Your task:
Lift every line from the entries that includes the word "DESPESAS".

########################################

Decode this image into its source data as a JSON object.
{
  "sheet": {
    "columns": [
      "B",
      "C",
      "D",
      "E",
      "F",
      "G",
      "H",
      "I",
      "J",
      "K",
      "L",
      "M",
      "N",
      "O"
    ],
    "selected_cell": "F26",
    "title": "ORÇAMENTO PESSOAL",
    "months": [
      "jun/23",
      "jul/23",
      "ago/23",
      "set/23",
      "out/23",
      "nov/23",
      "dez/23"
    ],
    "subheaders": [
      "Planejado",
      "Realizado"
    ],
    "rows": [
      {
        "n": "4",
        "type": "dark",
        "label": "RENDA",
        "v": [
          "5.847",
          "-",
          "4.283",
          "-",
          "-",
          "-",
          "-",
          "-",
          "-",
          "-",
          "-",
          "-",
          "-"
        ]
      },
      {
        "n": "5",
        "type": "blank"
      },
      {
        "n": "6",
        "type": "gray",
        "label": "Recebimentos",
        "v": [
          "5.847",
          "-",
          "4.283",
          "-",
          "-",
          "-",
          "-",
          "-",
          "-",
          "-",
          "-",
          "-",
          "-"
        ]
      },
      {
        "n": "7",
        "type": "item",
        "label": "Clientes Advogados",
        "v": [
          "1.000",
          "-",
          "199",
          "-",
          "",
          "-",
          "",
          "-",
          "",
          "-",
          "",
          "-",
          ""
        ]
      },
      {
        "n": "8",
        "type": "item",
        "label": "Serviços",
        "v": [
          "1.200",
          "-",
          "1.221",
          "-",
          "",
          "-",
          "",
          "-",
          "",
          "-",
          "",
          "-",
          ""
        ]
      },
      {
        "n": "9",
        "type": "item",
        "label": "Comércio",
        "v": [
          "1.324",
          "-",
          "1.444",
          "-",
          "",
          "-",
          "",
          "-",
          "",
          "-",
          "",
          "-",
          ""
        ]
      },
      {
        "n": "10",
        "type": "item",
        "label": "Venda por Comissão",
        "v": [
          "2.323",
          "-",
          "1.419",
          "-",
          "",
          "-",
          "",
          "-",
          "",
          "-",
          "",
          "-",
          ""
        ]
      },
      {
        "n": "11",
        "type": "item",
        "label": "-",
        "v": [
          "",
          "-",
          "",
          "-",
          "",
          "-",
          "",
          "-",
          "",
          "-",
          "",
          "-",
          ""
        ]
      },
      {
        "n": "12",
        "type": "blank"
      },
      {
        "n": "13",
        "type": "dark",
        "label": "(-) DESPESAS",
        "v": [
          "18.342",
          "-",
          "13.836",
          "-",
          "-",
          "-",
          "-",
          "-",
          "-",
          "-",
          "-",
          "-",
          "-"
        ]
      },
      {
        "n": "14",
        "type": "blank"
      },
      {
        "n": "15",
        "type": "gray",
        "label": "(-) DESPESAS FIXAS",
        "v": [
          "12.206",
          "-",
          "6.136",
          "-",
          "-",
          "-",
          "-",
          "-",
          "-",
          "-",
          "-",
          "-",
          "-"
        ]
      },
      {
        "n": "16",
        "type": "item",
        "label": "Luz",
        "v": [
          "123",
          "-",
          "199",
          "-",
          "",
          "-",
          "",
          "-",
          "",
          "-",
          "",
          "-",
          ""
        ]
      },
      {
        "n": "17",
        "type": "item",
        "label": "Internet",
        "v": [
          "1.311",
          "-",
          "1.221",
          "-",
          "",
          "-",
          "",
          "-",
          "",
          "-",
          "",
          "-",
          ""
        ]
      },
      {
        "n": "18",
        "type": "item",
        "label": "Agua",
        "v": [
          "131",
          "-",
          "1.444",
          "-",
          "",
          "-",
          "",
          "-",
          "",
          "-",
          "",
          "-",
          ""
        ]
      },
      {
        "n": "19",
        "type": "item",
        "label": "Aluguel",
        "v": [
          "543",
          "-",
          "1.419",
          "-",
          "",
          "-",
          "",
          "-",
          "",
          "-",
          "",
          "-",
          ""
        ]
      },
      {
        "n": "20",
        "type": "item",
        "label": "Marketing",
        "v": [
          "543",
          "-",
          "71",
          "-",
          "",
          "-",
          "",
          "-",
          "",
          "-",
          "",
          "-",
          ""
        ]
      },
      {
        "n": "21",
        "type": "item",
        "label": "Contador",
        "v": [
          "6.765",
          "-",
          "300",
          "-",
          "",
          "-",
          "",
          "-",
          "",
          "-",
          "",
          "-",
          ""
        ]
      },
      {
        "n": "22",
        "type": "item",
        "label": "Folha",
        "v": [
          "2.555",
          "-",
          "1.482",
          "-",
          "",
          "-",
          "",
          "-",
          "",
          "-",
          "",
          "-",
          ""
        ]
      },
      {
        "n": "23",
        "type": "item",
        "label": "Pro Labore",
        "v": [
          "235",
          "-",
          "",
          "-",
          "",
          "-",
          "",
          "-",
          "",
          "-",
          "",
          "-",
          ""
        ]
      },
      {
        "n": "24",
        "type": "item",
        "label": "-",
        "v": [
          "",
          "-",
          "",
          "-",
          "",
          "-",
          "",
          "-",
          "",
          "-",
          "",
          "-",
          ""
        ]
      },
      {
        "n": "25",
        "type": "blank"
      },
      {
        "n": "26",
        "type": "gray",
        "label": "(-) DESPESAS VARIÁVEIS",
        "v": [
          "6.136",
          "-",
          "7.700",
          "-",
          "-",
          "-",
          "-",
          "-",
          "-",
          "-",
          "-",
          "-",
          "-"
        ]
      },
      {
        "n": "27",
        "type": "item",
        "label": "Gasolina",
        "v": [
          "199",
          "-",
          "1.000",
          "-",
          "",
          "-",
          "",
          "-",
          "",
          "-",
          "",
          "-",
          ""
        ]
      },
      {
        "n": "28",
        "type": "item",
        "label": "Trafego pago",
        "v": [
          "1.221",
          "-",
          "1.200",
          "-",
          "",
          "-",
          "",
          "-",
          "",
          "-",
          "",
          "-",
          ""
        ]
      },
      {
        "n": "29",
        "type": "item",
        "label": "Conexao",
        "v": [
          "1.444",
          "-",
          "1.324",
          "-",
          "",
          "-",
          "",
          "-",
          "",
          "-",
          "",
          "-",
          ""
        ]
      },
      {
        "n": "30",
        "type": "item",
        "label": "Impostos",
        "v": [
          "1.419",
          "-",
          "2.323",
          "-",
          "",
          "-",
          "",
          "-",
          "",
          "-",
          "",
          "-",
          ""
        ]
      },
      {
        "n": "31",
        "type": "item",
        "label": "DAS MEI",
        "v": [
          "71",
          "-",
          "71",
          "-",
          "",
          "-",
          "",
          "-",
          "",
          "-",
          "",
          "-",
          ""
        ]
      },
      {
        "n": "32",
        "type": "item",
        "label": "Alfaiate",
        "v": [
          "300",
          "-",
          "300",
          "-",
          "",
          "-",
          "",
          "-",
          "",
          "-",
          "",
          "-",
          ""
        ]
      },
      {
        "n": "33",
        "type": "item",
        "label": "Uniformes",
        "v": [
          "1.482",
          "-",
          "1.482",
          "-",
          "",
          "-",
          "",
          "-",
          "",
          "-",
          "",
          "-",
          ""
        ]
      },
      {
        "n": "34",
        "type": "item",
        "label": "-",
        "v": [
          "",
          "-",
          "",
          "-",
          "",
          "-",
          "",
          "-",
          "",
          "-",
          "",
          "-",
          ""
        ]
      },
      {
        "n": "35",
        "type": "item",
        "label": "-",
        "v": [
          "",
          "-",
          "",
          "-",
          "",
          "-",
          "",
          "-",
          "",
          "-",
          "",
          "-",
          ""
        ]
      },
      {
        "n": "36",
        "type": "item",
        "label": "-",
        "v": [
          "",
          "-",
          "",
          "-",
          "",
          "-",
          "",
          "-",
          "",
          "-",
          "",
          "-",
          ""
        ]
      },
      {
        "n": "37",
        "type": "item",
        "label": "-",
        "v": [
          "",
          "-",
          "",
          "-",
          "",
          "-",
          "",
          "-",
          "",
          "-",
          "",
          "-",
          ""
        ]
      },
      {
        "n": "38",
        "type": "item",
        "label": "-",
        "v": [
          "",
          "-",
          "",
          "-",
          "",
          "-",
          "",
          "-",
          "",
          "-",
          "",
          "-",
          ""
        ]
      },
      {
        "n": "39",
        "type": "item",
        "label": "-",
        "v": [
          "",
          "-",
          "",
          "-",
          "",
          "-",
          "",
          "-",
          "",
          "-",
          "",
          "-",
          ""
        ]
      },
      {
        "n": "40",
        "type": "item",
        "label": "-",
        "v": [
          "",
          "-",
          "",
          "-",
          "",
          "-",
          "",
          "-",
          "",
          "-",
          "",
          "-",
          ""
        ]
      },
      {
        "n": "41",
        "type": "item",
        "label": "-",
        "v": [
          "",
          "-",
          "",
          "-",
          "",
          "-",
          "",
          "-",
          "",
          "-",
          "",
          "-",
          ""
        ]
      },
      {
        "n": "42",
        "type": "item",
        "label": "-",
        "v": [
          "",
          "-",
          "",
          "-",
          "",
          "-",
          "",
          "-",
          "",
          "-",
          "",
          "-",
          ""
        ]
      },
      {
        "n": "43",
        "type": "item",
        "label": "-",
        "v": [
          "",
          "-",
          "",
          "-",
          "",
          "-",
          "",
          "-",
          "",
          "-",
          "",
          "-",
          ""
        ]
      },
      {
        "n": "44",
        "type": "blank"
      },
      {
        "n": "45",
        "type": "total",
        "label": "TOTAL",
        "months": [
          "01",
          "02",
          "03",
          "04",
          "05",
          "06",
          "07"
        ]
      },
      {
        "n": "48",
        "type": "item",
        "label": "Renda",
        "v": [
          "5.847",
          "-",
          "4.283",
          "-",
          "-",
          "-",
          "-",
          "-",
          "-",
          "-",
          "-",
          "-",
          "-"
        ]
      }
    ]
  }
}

########################################

Solution to this exercise:
        "label": "(-) DESPESAS",
        "label": "(-) DESPESAS FIXAS",
        "label": "(-) DESPESAS VARIÁVEIS",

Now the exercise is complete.